WHAT YOU WILL DO:
Extract every line below that contains the word "Center".

─── RECORDS PROVIDED ───

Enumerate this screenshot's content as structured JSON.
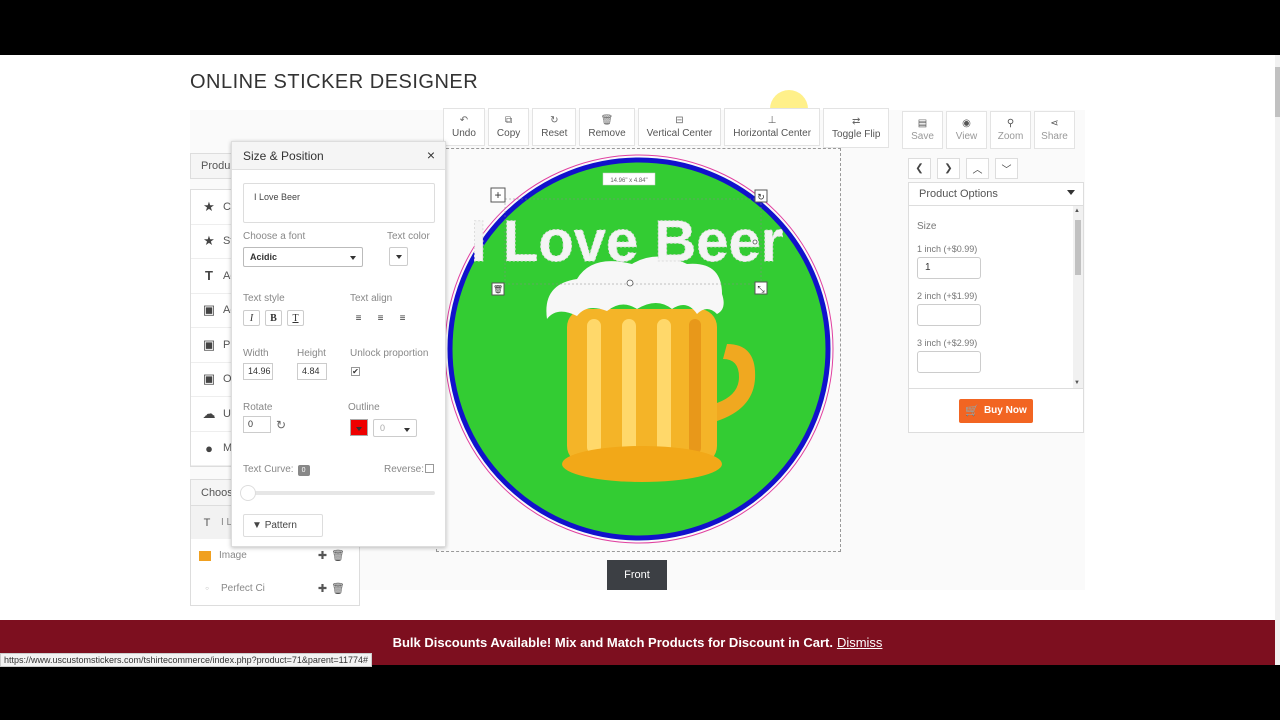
{
  "page": {
    "title": "ONLINE STICKER DESIGNER"
  },
  "toolbar": {
    "undo": "Undo",
    "copy": "Copy",
    "reset": "Reset",
    "remove": "Remove",
    "vertical_center": "Vertical Center",
    "horizontal_center": "Horizontal Center",
    "toggle_flip": "Toggle Flip",
    "save": "Save",
    "view": "View",
    "zoom": "Zoom",
    "share": "Share"
  },
  "left_panel": {
    "header": "Produ",
    "items": [
      "Ca",
      "Sta",
      "Ad",
      "Ad",
      "Pi",
      "Op",
      "Up",
      "My"
    ],
    "layers_header": "Choos",
    "layers": [
      {
        "label": "I L"
      },
      {
        "label": "Image"
      },
      {
        "label": "Perfect Ci"
      }
    ]
  },
  "size_position": {
    "title": "Size & Position",
    "close": "×",
    "text_value": "I Love Beer",
    "choose_font_label": "Choose a font",
    "font_value": "Acidic",
    "text_color_label": "Text color",
    "text_style_label": "Text style",
    "text_align_label": "Text align",
    "italic": "I",
    "bold": "B",
    "underline": "T",
    "width_label": "Width",
    "width_value": "14.96",
    "height_label": "Height",
    "height_value": "4.84",
    "unlock_label": "Unlock proportion",
    "unlock_checked": true,
    "rotate_label": "Rotate",
    "rotate_value": "0",
    "outline_label": "Outline",
    "outline_value": "0",
    "outline_color": "#ee0000",
    "text_curve_label": "Text Curve:",
    "text_curve_value": "0",
    "reverse_label": "Reverse:",
    "reverse_checked": false,
    "pattern_label": "Pattern"
  },
  "design": {
    "selection_size": "14.96\" x 4.84\"",
    "sticker_text": "I Love Beer",
    "circle_fill": "#33cc33",
    "circle_border": "#1111cc",
    "side_button": "Front"
  },
  "product_options": {
    "title": "Product Options",
    "size_label": "Size",
    "options": [
      {
        "label": "1 inch (+$0.99)",
        "value": "1"
      },
      {
        "label": "2 inch (+$1.99)",
        "value": ""
      },
      {
        "label": "3 inch (+$2.99)",
        "value": ""
      }
    ],
    "buy_label": "Buy Now",
    "buy_color": "#f26522"
  },
  "banner": {
    "text": "Bulk Discounts Available! Mix and Match Products for Discount in Cart.",
    "dismiss": "Dismiss",
    "background": "#7d0f1f"
  },
  "status_url": "https://www.uscustomstickers.com/tshirtecommerce/index.php?product=71&parent=11774#"
}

───

REPLY:
    "vertical_center": "Vertical Center",
    "horizontal_center": "Horizontal Center",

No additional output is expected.